>>>

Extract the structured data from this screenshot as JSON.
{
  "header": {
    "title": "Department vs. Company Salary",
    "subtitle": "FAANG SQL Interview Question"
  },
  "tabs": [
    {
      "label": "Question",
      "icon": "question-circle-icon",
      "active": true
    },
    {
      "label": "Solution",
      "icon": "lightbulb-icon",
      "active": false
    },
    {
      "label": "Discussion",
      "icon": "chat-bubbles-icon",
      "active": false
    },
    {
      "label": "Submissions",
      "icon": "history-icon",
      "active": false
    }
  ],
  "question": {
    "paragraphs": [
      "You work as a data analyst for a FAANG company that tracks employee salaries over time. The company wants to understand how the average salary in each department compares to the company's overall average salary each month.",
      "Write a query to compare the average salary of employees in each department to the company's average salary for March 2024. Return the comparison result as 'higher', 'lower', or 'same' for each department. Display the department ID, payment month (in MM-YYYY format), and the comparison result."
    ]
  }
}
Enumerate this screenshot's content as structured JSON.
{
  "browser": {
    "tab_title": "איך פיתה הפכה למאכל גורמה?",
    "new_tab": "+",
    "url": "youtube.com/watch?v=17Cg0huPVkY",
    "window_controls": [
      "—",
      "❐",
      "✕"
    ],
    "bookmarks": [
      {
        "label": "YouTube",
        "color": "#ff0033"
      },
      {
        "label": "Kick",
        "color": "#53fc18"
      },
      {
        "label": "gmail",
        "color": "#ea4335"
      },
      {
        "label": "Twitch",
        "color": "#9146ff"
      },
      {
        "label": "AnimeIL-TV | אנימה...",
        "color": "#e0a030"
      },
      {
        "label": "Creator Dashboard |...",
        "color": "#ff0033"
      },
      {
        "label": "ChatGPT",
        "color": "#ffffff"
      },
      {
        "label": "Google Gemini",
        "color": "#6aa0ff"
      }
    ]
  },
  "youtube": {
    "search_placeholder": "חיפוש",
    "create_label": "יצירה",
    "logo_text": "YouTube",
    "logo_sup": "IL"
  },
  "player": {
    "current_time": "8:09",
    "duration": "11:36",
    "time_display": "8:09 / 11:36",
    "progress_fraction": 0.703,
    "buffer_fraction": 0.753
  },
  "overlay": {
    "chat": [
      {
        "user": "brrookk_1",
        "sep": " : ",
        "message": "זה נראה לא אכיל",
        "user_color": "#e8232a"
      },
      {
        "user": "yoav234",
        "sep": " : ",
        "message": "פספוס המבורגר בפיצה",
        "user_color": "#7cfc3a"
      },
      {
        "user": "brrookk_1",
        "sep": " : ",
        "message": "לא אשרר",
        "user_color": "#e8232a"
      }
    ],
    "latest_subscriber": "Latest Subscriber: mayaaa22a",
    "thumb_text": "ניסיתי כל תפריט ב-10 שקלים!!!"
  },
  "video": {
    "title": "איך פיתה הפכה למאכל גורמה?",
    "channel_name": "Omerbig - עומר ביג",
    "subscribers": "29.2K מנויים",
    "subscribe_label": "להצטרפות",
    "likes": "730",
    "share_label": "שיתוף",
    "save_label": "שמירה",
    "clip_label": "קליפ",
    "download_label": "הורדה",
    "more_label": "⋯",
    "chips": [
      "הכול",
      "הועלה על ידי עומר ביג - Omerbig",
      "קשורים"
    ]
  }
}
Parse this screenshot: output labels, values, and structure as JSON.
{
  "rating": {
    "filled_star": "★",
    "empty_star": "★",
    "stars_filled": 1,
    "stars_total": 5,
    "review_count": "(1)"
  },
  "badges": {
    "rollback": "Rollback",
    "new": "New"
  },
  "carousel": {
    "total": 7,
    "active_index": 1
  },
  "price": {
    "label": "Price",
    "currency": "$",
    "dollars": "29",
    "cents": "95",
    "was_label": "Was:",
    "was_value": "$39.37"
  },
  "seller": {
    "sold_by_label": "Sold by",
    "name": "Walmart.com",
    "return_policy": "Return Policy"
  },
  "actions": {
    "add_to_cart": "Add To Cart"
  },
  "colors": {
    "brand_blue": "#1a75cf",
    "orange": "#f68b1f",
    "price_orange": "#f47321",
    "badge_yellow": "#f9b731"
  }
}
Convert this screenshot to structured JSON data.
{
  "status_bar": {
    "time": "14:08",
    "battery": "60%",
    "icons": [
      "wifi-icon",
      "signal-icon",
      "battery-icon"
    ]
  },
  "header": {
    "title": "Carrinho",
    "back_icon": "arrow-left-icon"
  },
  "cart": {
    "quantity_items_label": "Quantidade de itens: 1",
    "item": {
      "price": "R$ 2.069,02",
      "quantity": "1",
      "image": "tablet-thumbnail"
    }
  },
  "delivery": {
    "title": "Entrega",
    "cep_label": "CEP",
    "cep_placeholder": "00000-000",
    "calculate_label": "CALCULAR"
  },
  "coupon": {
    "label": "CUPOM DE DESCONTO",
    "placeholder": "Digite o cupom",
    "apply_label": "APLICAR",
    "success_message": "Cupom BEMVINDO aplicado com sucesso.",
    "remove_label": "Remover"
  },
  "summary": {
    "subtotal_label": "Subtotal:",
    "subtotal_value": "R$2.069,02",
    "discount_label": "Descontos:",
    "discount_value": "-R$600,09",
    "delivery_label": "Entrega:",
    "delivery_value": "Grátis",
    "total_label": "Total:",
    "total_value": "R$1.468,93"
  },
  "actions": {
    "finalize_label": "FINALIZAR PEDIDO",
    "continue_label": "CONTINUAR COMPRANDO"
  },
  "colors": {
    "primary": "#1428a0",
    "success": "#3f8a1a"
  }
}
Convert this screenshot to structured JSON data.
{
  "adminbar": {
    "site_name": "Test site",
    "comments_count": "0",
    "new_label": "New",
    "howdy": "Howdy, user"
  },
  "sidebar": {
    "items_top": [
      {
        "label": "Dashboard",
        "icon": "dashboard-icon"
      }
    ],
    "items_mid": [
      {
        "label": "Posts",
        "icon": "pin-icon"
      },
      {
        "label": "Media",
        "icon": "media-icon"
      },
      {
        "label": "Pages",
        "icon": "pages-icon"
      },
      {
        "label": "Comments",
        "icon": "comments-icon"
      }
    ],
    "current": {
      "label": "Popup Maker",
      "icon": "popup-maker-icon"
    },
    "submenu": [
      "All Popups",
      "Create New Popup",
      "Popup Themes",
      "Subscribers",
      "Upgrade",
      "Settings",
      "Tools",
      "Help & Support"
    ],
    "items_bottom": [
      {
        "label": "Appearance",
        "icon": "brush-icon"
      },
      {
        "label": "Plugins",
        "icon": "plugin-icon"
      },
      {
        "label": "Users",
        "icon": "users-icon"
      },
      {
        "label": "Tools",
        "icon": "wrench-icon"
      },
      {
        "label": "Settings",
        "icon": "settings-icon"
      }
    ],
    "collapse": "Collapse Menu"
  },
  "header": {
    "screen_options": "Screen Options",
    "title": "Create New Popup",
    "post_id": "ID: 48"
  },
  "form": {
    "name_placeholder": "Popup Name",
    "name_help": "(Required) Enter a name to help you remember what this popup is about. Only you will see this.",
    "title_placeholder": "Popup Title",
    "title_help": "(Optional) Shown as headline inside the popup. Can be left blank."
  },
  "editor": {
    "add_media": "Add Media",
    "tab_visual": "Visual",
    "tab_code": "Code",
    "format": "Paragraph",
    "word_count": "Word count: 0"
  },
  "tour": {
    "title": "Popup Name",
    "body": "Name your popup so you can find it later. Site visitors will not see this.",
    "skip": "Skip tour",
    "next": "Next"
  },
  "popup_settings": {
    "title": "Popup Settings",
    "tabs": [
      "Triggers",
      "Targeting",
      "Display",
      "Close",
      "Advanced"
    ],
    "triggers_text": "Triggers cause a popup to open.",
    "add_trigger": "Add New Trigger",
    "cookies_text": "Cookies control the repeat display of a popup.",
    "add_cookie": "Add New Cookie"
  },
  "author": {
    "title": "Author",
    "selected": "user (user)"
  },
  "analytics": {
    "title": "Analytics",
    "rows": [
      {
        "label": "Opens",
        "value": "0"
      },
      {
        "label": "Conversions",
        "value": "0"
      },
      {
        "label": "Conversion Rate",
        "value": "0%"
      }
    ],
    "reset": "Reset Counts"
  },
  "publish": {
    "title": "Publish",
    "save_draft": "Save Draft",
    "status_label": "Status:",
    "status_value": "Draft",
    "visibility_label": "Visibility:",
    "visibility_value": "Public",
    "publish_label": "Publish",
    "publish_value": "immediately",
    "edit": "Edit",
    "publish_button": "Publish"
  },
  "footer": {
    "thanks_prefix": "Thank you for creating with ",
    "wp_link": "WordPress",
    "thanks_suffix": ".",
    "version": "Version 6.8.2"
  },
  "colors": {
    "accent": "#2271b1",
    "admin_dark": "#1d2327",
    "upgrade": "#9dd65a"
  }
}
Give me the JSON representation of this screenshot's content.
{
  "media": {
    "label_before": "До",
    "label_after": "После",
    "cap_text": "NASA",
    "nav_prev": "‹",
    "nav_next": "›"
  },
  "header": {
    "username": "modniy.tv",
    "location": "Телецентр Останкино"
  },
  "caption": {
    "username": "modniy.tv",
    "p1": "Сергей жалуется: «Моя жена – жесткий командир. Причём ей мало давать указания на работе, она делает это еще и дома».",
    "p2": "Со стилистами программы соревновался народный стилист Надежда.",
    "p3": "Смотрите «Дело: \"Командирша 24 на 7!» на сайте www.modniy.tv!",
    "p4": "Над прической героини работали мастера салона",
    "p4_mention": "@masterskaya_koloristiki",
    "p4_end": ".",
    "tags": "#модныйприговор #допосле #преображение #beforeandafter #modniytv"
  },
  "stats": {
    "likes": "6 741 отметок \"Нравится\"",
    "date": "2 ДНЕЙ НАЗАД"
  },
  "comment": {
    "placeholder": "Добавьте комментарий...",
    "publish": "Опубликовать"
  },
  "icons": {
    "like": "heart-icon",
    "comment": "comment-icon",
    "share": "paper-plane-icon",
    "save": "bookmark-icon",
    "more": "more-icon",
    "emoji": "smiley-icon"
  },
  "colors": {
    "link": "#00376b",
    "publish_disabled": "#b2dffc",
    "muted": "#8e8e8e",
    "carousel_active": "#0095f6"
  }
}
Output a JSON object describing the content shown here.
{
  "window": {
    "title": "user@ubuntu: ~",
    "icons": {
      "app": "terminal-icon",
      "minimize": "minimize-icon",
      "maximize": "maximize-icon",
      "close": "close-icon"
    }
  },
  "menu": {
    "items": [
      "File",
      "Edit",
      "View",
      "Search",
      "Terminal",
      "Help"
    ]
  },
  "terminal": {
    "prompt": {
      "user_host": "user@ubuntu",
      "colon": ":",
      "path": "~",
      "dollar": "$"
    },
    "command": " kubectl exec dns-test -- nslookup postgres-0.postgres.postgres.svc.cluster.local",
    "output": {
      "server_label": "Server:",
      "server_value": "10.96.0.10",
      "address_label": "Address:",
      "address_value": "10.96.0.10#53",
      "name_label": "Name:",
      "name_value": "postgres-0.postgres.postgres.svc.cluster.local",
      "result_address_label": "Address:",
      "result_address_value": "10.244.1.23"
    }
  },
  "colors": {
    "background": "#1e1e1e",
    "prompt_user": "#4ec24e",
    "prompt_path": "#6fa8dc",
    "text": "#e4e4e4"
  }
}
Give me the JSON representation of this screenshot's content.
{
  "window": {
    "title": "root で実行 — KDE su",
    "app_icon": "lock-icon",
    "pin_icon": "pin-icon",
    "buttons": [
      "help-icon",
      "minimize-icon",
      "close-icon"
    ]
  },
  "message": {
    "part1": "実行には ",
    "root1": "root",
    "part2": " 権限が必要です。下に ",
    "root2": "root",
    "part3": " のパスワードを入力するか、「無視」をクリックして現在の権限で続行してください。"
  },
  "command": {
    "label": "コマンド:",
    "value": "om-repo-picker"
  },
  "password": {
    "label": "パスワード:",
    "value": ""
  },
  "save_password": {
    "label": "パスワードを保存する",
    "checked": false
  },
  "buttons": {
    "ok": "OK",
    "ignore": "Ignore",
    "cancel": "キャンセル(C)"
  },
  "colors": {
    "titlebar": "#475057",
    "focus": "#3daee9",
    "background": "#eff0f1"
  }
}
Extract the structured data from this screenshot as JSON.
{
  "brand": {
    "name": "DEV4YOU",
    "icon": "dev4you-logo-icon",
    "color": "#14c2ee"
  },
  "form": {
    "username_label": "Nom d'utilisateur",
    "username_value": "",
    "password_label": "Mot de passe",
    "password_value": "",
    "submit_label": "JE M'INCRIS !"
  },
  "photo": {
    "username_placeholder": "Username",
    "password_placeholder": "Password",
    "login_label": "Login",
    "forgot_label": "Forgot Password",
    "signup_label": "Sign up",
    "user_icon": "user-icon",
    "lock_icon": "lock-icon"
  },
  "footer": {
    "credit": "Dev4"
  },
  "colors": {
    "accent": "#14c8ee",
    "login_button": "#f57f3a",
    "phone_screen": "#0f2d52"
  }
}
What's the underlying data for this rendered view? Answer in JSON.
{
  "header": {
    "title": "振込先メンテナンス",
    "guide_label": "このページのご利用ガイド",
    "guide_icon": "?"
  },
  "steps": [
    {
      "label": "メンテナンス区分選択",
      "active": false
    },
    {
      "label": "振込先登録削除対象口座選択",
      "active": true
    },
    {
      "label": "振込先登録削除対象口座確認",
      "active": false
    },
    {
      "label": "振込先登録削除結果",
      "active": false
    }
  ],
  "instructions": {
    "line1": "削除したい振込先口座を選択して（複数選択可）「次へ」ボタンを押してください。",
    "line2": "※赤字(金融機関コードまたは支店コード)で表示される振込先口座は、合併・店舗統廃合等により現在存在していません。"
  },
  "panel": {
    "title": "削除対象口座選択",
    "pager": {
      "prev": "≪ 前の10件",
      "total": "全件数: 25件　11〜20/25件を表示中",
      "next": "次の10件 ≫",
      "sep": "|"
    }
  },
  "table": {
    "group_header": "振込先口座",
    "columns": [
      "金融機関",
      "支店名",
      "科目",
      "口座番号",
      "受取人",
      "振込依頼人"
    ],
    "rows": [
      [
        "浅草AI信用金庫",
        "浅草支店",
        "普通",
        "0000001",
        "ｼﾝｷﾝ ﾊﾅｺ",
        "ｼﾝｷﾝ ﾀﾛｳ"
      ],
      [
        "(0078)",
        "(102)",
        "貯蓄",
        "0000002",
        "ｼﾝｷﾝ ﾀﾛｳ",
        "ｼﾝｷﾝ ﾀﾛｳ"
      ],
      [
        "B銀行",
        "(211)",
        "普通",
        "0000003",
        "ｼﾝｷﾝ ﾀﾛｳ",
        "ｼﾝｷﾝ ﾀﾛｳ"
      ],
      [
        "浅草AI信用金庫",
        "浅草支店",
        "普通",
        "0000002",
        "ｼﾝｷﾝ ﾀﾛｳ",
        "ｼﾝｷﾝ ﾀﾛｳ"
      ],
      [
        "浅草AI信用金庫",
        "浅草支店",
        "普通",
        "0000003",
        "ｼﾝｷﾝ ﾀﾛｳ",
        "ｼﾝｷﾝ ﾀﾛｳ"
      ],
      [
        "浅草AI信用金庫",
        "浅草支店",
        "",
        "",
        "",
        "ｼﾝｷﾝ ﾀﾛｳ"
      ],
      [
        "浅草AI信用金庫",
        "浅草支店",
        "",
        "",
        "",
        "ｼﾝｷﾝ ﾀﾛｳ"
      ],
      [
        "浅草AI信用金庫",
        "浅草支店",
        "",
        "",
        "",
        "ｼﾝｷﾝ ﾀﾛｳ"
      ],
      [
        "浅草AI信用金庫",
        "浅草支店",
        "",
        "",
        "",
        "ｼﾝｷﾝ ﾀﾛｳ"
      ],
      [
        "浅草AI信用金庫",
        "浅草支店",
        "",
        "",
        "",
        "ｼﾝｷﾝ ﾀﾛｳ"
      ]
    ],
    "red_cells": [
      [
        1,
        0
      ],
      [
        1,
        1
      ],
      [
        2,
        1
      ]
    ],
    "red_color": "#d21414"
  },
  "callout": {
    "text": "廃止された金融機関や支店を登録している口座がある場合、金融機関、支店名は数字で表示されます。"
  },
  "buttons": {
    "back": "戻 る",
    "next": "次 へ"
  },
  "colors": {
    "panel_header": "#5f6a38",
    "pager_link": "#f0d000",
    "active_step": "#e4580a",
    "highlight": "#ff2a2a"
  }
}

<<<

Show, from the material above, each line that includes the string "גורמה".

> COMPLETED TASK
    "tab_title": "איך פיתה הפכה למאכל גורמה?",
    "title": "איך פיתה הפכה למאכל גורמה?",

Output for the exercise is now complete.